GIVEN EXERCISE:
Using the listing below, report all lines holding the word "selector".

BEGIN LISTED ENTRIES

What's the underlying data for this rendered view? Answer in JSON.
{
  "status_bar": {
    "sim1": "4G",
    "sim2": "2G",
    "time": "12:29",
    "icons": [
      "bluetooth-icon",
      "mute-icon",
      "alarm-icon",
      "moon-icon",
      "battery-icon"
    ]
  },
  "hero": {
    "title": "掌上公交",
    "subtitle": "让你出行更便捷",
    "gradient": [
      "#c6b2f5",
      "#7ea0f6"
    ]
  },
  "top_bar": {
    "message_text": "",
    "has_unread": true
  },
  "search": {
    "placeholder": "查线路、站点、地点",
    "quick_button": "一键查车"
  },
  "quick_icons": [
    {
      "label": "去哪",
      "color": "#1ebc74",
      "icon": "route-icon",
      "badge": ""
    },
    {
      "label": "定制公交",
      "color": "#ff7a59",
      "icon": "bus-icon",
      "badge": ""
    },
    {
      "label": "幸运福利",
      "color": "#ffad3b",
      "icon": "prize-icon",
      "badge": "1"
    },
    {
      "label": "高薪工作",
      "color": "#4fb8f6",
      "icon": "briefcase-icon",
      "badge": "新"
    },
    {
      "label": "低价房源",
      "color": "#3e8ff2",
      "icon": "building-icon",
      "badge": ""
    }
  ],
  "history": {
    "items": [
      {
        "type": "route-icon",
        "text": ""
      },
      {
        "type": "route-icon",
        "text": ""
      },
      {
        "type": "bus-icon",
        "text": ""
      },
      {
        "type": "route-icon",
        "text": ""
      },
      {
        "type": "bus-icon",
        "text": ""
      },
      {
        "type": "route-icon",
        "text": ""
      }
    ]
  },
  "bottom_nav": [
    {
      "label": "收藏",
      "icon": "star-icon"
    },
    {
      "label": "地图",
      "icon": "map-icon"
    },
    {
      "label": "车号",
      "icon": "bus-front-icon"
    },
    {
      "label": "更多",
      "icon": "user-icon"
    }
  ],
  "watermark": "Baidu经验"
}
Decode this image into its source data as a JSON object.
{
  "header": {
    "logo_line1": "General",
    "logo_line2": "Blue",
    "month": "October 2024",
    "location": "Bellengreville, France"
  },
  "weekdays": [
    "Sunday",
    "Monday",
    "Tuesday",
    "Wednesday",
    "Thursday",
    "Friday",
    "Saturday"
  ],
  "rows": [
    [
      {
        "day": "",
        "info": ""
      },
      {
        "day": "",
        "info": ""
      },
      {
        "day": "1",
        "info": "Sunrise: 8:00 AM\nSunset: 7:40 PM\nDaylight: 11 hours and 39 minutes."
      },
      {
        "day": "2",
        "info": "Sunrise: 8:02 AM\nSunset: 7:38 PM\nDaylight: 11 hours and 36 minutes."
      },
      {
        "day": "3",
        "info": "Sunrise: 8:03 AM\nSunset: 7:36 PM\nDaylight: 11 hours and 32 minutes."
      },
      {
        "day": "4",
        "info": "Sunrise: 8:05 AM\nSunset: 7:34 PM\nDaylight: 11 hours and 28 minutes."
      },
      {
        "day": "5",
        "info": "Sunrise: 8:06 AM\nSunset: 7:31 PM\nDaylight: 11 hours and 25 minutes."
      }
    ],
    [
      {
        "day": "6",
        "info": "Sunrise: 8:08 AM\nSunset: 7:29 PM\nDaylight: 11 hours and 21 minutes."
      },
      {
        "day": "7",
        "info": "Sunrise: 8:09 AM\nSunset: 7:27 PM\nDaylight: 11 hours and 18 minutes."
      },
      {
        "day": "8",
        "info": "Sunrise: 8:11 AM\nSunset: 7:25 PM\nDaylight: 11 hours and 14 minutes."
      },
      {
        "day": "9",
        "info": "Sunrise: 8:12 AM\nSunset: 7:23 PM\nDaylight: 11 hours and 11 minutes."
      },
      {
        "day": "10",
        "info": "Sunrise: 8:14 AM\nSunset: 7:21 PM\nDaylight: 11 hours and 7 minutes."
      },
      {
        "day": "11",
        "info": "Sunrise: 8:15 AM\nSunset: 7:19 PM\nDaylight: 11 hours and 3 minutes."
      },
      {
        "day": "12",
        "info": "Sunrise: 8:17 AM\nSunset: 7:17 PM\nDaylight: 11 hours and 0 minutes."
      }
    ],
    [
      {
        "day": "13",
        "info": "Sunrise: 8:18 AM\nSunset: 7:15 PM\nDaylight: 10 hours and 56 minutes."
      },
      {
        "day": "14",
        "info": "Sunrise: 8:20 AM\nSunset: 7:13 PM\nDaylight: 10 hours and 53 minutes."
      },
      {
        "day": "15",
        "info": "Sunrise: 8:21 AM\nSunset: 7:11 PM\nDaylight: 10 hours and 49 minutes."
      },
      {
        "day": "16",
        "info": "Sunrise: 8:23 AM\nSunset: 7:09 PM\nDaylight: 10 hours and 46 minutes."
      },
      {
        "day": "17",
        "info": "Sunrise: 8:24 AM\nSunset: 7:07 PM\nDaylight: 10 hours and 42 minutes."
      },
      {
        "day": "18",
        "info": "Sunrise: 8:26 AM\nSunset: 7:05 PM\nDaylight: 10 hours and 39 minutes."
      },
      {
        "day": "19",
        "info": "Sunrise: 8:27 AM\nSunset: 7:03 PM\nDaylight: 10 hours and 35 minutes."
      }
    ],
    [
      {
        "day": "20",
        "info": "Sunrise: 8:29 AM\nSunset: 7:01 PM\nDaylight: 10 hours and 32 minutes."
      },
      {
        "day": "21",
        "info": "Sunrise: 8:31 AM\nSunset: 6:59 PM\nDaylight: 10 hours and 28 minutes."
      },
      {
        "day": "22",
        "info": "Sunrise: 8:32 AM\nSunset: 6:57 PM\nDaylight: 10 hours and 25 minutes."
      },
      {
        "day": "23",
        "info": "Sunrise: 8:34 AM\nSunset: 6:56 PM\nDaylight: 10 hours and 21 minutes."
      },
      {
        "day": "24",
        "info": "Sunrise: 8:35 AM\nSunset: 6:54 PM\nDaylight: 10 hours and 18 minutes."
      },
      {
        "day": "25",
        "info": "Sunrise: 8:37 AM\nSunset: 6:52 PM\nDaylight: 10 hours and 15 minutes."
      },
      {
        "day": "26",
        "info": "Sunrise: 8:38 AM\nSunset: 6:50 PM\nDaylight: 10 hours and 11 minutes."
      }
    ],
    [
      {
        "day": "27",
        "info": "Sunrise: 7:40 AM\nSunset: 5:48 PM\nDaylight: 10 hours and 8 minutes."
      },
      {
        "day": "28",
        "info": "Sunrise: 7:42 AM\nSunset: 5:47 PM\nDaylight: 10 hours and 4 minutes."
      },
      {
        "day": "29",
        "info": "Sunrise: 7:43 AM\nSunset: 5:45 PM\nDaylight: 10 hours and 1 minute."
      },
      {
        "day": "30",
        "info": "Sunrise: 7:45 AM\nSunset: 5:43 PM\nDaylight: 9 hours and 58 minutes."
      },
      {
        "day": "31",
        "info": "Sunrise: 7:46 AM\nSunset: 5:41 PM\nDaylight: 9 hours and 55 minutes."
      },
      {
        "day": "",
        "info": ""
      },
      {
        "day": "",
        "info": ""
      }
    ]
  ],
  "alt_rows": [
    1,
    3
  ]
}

END LISTED ENTRIES
BEGIN LISTED ENTRIES

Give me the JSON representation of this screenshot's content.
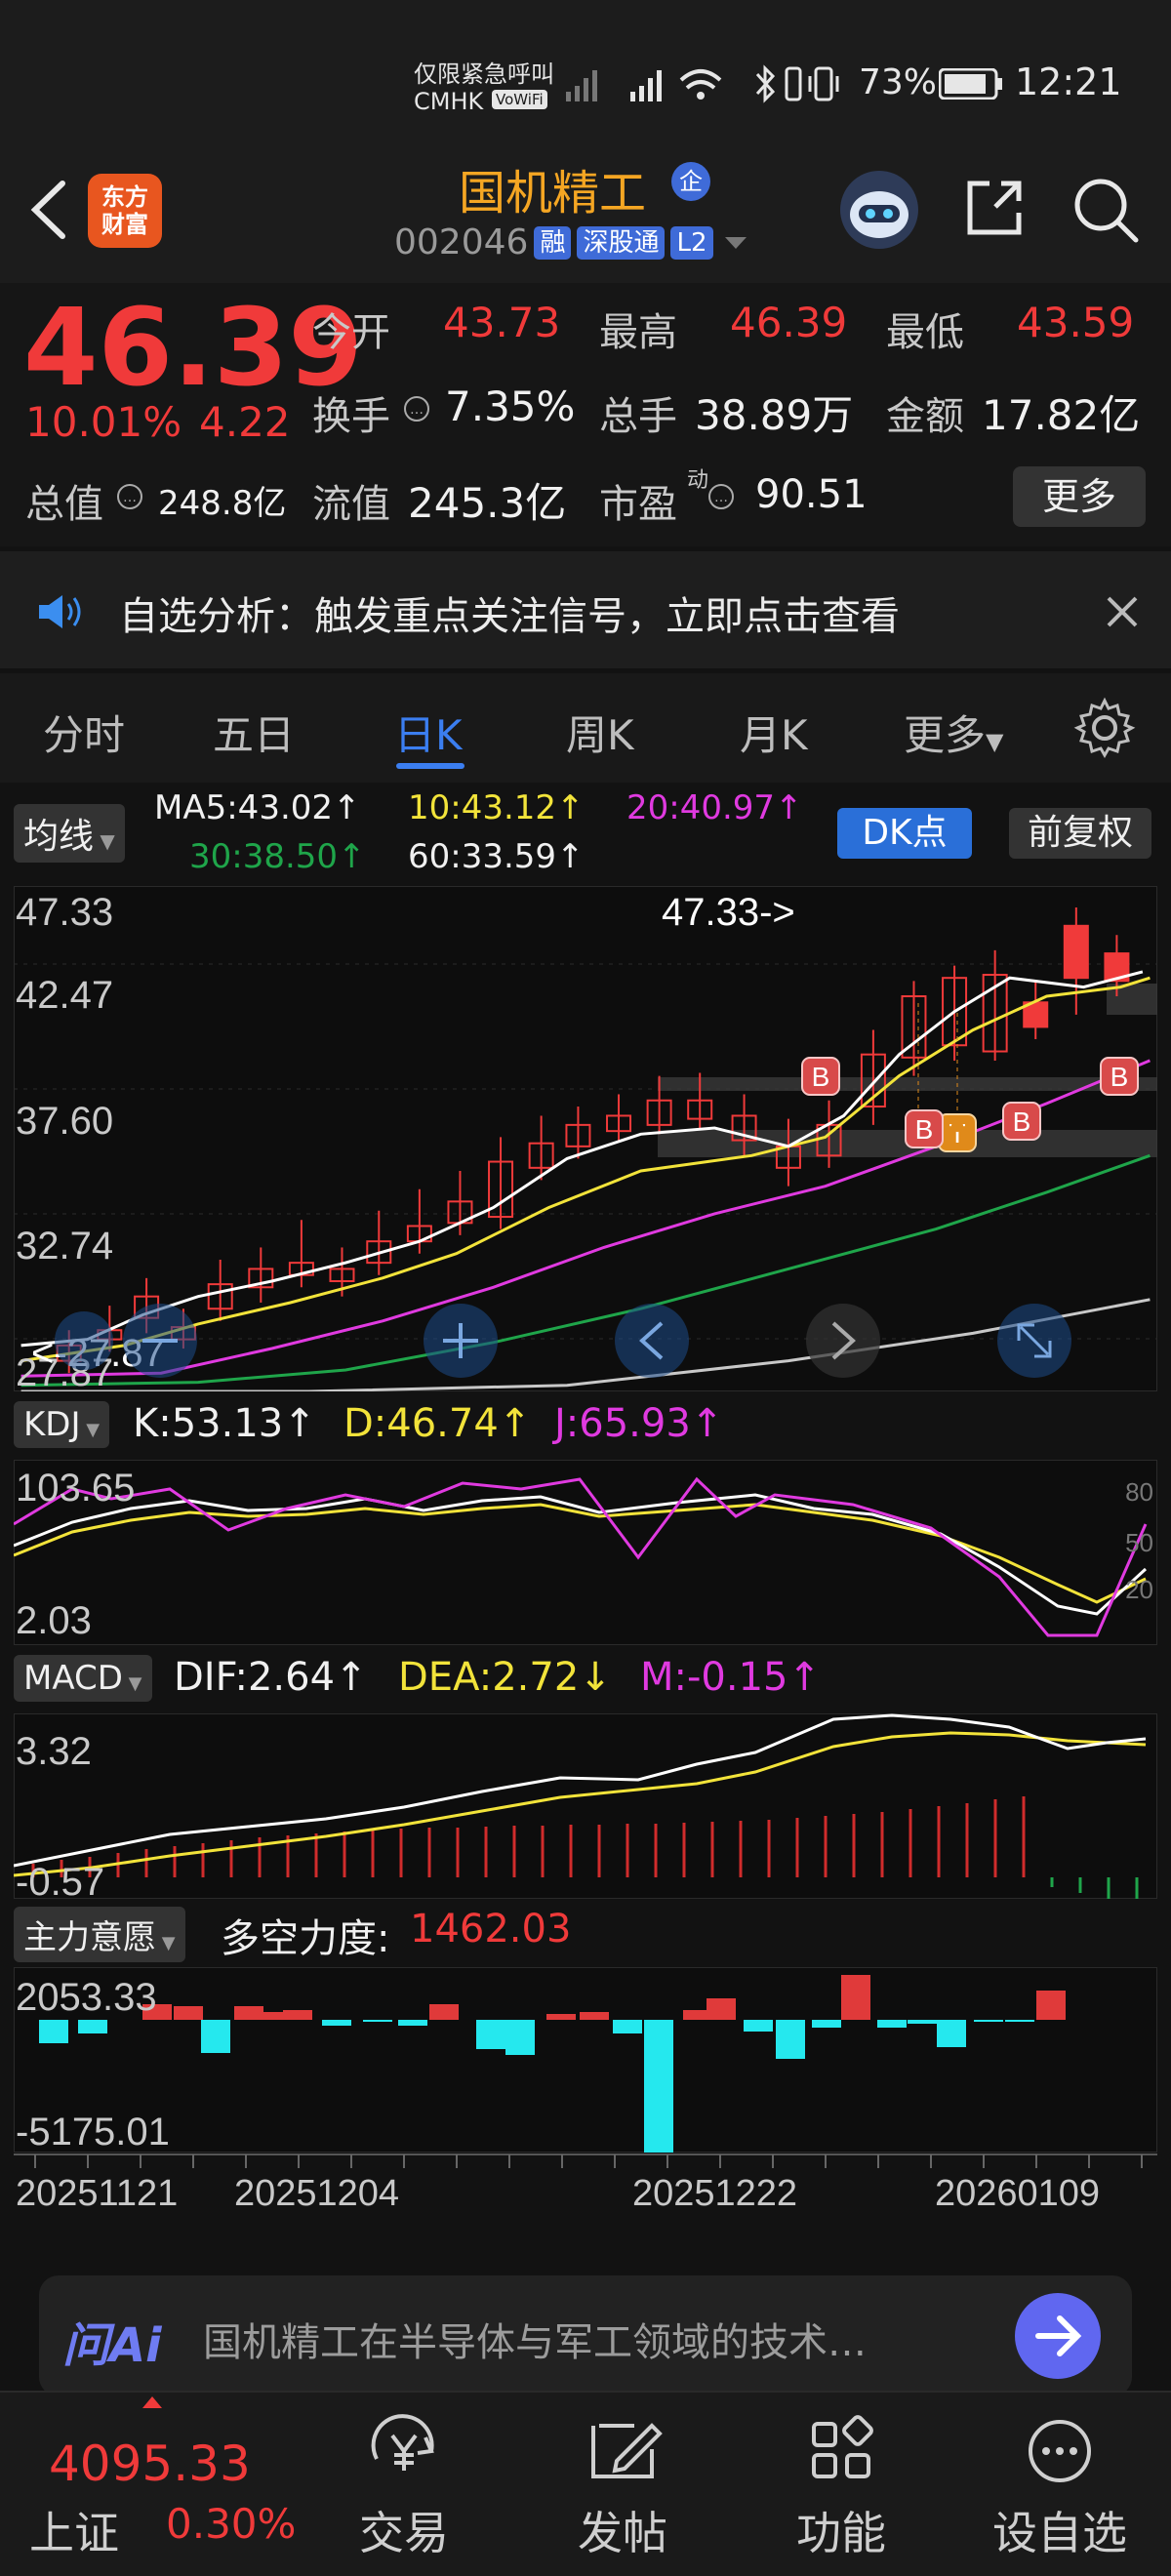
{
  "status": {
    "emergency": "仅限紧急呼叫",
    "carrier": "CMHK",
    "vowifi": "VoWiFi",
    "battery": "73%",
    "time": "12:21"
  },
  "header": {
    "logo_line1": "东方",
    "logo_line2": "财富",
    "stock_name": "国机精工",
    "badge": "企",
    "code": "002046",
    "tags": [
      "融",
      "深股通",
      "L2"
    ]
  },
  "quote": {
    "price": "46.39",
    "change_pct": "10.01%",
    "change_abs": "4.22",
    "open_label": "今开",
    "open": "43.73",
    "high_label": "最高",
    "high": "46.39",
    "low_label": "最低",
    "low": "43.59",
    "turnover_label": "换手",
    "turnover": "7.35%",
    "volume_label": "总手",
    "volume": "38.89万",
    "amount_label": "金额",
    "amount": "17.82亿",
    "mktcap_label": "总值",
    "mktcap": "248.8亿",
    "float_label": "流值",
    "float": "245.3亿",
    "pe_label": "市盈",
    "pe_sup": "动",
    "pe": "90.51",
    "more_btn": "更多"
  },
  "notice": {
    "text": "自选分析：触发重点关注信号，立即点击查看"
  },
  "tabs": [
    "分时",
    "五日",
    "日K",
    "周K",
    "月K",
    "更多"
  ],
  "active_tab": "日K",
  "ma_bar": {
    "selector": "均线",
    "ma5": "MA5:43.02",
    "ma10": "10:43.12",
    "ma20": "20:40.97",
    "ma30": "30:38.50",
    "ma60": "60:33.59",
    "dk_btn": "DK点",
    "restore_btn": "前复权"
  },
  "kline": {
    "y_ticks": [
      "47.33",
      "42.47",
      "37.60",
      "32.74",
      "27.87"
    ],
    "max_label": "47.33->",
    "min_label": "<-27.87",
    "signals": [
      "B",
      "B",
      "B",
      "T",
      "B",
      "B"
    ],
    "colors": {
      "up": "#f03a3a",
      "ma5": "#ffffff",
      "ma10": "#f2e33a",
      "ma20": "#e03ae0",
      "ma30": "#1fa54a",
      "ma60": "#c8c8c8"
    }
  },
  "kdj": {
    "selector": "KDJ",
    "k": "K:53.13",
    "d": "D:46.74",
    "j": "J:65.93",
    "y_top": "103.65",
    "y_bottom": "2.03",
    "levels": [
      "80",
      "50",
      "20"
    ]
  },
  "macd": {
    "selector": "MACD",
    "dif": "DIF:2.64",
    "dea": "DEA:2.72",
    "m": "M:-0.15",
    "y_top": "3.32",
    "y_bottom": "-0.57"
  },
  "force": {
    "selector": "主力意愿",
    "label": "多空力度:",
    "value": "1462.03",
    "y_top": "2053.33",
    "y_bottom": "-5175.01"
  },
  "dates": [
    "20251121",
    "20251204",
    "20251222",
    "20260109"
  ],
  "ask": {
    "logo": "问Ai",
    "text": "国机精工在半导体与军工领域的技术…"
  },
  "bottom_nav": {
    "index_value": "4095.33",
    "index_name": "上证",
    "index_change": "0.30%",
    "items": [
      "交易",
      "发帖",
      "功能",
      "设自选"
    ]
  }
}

END LISTED ENTRIES

RESPONSE BELOW:
    "selector": "均线",
    "selector": "KDJ",
    "selector": "MACD",
    "selector": "主力意愿",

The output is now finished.